**Work to do**: Make an exact copy of all the data.

Stored data entries
....

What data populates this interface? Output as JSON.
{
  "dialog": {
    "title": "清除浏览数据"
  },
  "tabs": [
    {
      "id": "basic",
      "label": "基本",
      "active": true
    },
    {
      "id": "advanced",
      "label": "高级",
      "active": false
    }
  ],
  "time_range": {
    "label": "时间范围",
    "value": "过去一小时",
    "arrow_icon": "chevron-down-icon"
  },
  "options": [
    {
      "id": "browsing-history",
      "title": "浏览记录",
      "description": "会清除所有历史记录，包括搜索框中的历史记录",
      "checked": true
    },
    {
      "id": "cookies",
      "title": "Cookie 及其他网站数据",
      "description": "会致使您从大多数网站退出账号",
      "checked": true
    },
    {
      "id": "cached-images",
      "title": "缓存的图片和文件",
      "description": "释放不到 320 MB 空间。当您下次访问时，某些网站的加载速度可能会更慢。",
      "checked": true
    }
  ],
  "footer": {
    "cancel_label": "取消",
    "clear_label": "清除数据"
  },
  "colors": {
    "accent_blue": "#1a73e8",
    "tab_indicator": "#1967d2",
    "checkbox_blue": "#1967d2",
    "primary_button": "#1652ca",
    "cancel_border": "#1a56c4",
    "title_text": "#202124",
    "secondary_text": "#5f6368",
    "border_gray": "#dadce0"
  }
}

....

**The reply**:
What data populates this interface? Output as JSON.
{
  "dialog": {
    "title": "清除浏览数据"
  },
  "tabs": [
    {
      "id": "basic",
      "label": "基本",
      "active": true
    },
    {
      "id": "advanced",
      "label": "高级",
      "active": false
    }
  ],
  "time_range": {
    "label": "时间范围",
    "value": "过去一小时",
    "arrow_icon": "chevron-down-icon"
  },
  "options": [
    {
      "id": "browsing-history",
      "title": "浏览记录",
      "description": "会清除所有历史记录，包括搜索框中的历史记录",
      "checked": true
    },
    {
      "id": "cookies",
      "title": "Cookie 及其他网站数据",
      "description": "会致使您从大多数网站退出账号",
      "checked": true
    },
    {
      "id": "cached-images",
      "title": "缓存的图片和文件",
      "description": "释放不到 320 MB 空间。当您下次访问时，某些网站的加载速度可能会更慢。",
      "checked": true
    }
  ],
  "footer": {
    "cancel_label": "取消",
    "clear_label": "清除数据"
  },
  "colors": {
    "accent_blue": "#1a73e8",
    "tab_indicator": "#1967d2",
    "checkbox_blue": "#1967d2",
    "primary_button": "#1652ca",
    "cancel_border": "#1a56c4",
    "title_text": "#202124",
    "secondary_text": "#5f6368",
    "border_gray": "#dadce0"
  }
}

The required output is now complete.